— start of Dataset content —
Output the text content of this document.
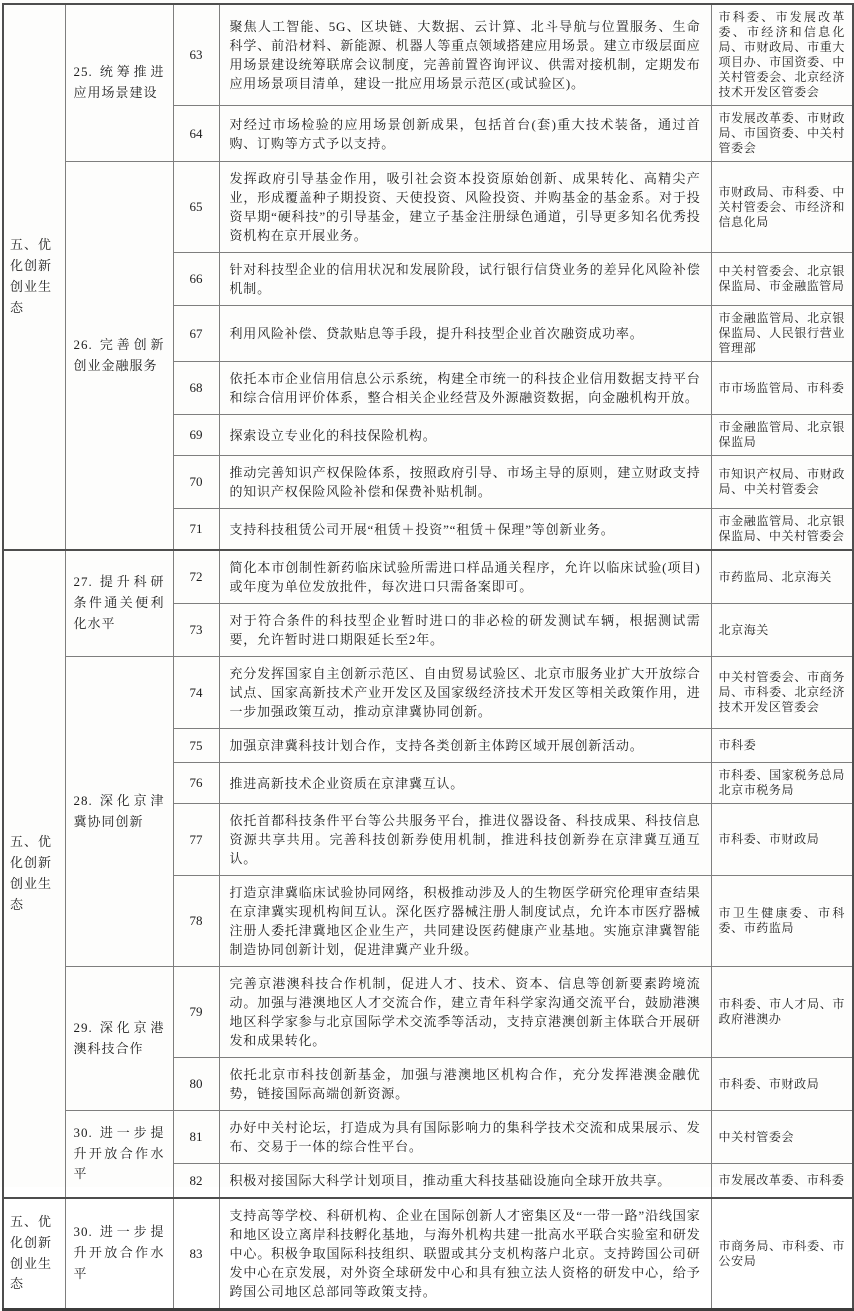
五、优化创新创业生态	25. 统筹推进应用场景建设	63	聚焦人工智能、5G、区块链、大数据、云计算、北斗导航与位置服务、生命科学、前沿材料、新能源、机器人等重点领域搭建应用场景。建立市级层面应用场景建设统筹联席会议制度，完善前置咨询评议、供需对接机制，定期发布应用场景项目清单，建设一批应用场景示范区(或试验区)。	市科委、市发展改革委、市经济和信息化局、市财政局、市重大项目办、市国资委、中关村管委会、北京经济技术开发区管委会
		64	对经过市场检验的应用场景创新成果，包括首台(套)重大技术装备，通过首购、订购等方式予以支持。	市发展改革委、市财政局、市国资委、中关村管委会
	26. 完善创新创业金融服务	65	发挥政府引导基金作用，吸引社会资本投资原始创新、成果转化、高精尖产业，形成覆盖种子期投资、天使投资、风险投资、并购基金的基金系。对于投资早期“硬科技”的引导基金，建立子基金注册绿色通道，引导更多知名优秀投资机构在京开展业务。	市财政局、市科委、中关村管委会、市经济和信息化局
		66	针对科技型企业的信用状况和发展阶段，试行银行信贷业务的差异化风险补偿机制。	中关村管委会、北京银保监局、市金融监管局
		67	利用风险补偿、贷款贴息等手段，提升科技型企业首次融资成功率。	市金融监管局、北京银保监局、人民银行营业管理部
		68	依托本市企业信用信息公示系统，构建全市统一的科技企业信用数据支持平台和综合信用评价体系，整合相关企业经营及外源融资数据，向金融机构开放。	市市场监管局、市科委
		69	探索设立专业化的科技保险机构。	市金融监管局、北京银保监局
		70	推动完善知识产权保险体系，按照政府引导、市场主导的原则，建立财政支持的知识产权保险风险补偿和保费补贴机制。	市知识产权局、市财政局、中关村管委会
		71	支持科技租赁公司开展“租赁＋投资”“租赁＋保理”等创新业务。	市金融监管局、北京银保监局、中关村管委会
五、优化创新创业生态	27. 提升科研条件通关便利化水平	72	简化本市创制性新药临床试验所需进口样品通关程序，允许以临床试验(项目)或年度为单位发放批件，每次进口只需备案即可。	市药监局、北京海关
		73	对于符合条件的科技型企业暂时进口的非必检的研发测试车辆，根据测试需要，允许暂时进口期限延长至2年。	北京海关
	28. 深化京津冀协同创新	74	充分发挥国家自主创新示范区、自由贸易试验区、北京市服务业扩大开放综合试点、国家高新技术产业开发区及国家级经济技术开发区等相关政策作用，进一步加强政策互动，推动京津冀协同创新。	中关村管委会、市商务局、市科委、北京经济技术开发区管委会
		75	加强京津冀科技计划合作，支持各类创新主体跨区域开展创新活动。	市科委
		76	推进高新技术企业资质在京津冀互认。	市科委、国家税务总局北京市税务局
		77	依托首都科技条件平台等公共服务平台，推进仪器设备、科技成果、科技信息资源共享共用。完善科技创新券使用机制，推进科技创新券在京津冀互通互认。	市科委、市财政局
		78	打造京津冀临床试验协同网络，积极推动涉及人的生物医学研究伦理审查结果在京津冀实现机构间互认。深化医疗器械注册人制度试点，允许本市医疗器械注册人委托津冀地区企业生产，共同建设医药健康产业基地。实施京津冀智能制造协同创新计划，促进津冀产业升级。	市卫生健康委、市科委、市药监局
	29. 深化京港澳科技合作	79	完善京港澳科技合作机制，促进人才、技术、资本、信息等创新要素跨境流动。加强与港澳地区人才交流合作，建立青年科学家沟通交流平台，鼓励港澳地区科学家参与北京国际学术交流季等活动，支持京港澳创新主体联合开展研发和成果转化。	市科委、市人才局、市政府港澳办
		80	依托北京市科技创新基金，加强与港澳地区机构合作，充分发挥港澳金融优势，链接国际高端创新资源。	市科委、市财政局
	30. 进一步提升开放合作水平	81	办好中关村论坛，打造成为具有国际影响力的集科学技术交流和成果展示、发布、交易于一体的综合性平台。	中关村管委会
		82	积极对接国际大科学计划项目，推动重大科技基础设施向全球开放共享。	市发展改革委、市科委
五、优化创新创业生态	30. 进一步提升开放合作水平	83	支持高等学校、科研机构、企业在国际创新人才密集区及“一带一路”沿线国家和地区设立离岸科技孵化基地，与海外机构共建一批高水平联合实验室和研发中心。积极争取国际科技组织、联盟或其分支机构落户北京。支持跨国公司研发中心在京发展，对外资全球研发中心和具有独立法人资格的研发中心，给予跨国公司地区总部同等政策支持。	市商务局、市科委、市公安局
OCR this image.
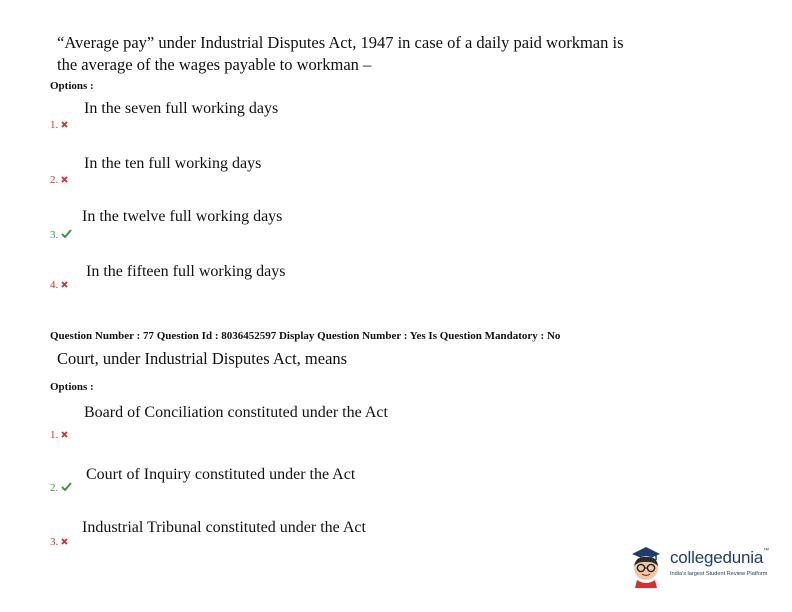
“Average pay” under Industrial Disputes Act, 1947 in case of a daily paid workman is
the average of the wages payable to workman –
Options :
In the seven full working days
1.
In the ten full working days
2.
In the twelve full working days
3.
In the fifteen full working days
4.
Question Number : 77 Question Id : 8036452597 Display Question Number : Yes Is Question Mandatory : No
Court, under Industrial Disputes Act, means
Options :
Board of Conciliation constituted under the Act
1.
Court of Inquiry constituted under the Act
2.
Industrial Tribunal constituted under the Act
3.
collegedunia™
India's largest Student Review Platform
— end of Dataset content —
== Exercise task ==
Identify lines with the string "市国资委". Copy each one.

== Response ==
五、优化创新创业生态	25. 统筹推进应用场景建设	63	聚焦人工智能、5G、区块链、大数据、云计算、北斗导航与位置服务、生命科学、前沿材料、新能源、机器人等重点领域搭建应用场景。建立市级层面应用场景建设统筹联席会议制度，完善前置咨询评议、供需对接机制，定期发布应用场景项目清单，建设一批应用场景示范区(或试验区)。	市科委、市发展改革委、市经济和信息化局、市财政局、市重大项目办、市国资委、中关村管委会、北京经济技术开发区管委会
		64	对经过市场检验的应用场景创新成果，包括首台(套)重大技术装备，通过首购、订购等方式予以支持。	市发展改革委、市财政局、市国资委、中关村管委会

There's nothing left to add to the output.